╭─ Supplied information

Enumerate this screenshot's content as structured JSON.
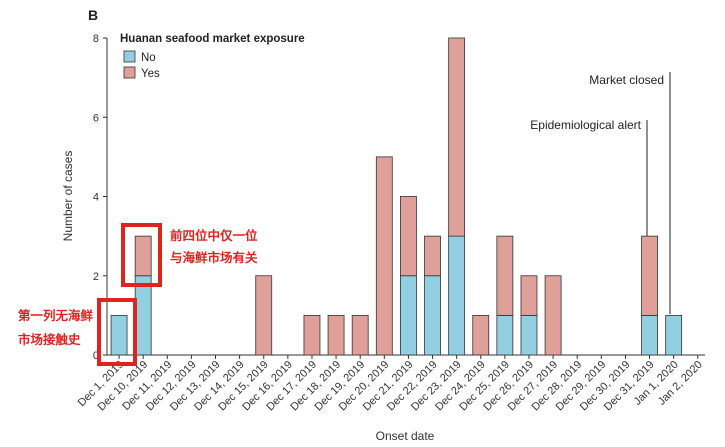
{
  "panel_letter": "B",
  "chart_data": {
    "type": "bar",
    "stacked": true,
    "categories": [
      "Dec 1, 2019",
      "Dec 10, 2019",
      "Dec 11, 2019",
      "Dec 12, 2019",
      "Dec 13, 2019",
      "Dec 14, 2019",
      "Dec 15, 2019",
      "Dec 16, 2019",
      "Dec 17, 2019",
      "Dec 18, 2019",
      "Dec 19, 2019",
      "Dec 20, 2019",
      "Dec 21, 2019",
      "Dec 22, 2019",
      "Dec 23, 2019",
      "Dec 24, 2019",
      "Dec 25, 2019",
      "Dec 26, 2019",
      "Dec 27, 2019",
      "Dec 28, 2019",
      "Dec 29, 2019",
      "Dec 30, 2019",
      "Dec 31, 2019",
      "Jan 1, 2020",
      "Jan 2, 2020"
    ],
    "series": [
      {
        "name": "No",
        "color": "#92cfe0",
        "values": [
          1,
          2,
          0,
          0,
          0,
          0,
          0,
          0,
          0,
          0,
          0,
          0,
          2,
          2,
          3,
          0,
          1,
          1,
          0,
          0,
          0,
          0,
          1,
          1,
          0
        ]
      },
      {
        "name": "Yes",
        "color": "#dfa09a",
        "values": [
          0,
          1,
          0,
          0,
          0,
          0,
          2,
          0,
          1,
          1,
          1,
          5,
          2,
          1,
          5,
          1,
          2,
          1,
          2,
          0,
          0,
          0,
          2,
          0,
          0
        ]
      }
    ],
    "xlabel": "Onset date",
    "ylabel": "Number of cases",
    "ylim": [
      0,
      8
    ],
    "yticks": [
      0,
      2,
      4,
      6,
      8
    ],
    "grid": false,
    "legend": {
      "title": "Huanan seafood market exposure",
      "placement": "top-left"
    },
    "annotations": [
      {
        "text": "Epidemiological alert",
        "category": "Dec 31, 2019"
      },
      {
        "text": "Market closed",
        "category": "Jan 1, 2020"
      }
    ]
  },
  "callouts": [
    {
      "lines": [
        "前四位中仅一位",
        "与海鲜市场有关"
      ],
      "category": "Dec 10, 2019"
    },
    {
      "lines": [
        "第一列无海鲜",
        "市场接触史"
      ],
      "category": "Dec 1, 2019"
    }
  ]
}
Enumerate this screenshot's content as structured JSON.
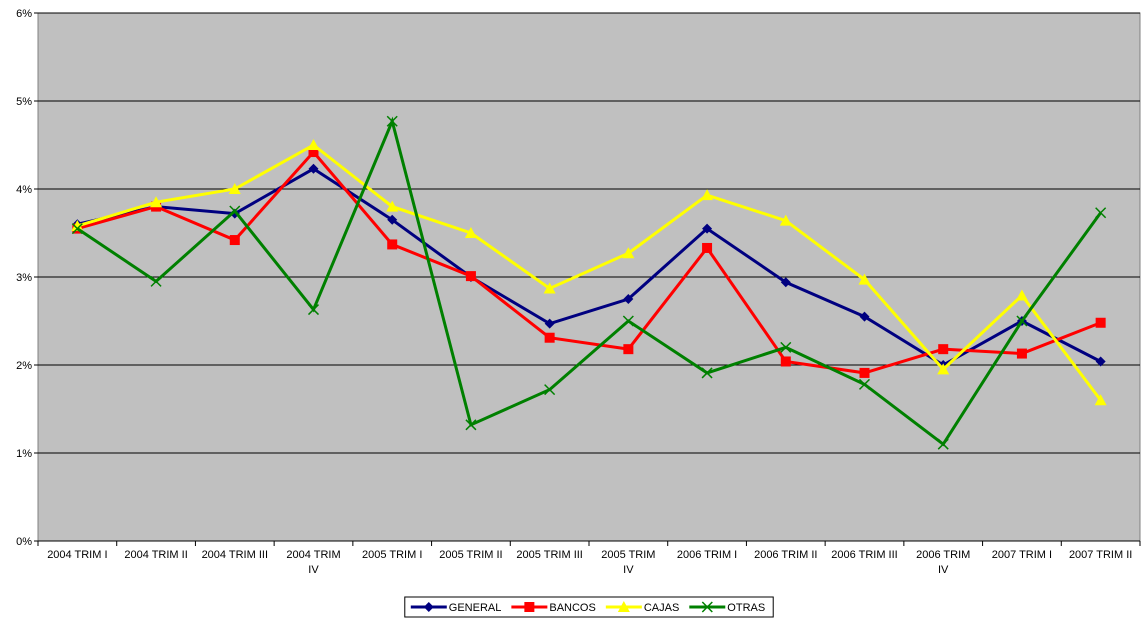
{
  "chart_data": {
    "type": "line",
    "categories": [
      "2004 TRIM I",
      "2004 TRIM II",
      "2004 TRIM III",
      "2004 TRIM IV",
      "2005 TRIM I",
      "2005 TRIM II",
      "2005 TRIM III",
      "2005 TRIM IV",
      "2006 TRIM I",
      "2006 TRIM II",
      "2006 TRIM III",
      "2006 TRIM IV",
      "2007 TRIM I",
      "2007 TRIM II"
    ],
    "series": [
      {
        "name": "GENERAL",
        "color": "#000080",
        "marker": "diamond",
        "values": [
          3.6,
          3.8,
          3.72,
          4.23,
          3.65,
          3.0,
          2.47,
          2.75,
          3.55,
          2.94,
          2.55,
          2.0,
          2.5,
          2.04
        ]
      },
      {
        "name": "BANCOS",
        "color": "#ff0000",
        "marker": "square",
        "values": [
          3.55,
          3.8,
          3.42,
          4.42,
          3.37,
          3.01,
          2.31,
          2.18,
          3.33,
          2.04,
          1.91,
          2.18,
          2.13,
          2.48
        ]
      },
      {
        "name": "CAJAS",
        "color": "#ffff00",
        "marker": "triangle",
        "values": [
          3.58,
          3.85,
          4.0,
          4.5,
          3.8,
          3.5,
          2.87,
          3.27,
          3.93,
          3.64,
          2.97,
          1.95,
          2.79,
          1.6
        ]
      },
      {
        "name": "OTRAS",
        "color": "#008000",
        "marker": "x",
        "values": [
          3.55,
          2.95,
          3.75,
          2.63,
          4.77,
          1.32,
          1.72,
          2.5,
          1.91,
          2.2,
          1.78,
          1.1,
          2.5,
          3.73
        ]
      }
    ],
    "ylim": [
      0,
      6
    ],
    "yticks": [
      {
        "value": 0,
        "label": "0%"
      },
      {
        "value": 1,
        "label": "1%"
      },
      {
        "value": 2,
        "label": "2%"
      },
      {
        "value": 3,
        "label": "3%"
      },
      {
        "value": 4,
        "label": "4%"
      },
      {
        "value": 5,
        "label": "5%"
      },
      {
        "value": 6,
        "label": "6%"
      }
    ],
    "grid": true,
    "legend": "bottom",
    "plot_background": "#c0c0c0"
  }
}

╰─
╭─ Supplied information

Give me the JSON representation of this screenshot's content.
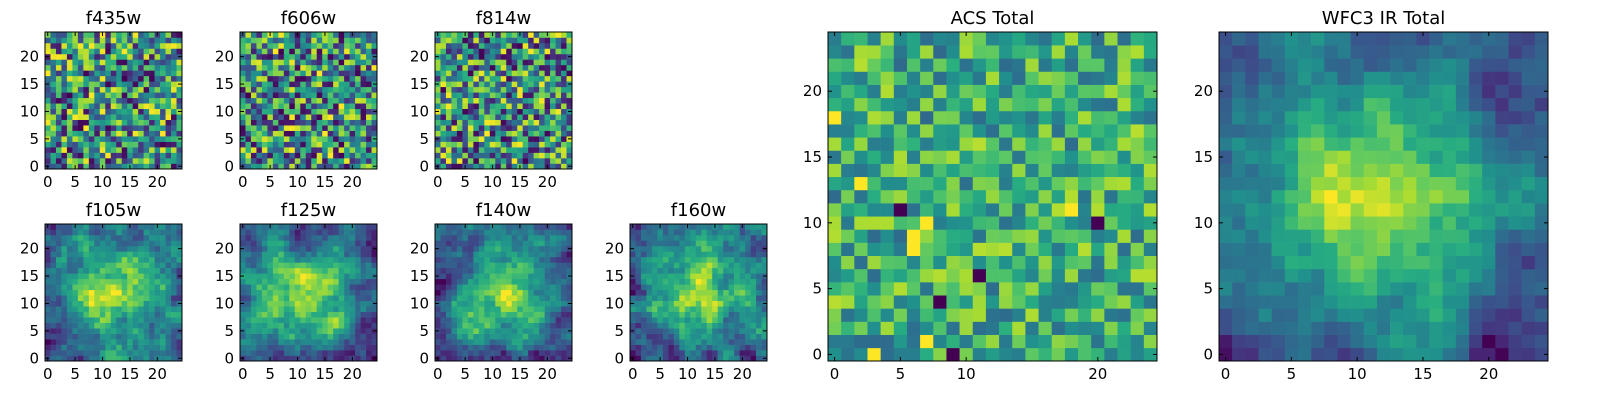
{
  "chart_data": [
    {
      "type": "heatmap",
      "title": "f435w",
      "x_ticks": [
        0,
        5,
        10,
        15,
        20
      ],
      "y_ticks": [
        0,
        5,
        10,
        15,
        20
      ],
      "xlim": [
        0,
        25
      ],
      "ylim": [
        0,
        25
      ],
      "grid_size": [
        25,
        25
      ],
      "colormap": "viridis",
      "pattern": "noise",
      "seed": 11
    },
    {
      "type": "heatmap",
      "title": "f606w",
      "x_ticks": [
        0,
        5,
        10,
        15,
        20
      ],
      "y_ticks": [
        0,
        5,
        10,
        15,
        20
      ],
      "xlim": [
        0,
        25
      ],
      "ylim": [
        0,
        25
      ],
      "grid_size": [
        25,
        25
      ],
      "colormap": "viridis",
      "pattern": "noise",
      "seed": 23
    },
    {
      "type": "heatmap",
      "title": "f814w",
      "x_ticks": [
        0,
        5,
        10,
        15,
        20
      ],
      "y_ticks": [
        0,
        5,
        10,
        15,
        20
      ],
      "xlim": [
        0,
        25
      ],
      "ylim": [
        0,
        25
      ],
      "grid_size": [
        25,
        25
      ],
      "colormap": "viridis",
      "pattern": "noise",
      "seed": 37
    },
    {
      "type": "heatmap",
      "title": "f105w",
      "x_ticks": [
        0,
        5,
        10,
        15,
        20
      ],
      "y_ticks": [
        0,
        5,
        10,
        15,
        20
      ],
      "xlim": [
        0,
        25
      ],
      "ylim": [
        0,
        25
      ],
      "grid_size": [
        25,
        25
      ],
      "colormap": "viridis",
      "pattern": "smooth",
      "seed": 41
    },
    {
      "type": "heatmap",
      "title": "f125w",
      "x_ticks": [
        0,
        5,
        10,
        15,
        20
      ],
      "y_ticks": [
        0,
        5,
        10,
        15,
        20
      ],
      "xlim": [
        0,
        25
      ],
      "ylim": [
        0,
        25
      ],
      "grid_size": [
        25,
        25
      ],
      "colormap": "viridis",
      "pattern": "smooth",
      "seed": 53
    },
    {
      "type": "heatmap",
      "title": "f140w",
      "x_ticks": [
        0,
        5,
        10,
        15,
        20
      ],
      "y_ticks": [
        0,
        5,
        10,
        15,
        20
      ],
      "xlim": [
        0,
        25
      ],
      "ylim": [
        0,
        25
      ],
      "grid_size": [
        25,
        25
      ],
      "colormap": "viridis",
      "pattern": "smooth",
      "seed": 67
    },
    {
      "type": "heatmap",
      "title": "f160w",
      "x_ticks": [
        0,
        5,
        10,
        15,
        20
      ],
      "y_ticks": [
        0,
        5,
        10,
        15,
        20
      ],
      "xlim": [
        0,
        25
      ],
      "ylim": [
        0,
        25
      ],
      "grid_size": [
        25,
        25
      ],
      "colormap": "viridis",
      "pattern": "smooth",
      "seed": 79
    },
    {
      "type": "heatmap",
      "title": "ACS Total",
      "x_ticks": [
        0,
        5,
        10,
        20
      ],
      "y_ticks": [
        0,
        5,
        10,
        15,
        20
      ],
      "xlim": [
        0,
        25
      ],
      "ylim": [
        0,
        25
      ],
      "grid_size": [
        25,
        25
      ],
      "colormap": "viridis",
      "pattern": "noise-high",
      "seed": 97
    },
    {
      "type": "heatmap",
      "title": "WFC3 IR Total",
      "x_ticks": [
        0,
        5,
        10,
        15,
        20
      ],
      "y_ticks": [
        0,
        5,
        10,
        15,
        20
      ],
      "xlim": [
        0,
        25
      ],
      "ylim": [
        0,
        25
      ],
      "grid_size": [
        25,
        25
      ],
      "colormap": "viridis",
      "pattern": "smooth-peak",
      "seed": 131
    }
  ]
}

╰─
╭─ Supplied information

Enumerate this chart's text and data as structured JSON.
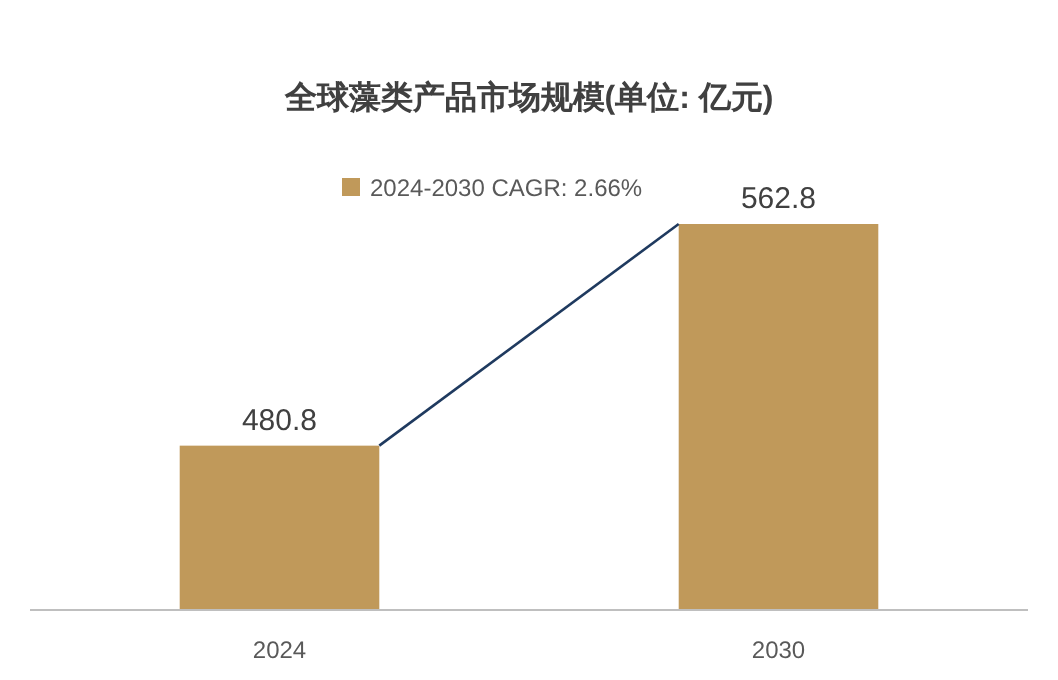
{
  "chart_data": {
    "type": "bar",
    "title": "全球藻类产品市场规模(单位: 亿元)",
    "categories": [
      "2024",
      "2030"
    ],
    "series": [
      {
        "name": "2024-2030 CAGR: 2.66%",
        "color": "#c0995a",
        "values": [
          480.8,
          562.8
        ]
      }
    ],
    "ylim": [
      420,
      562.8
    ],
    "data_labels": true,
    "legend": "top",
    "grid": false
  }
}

╰─

— Task description —
Say how many lines of the data hold the string "JSON". Reply with the number alone.

— Result of the exercise —
4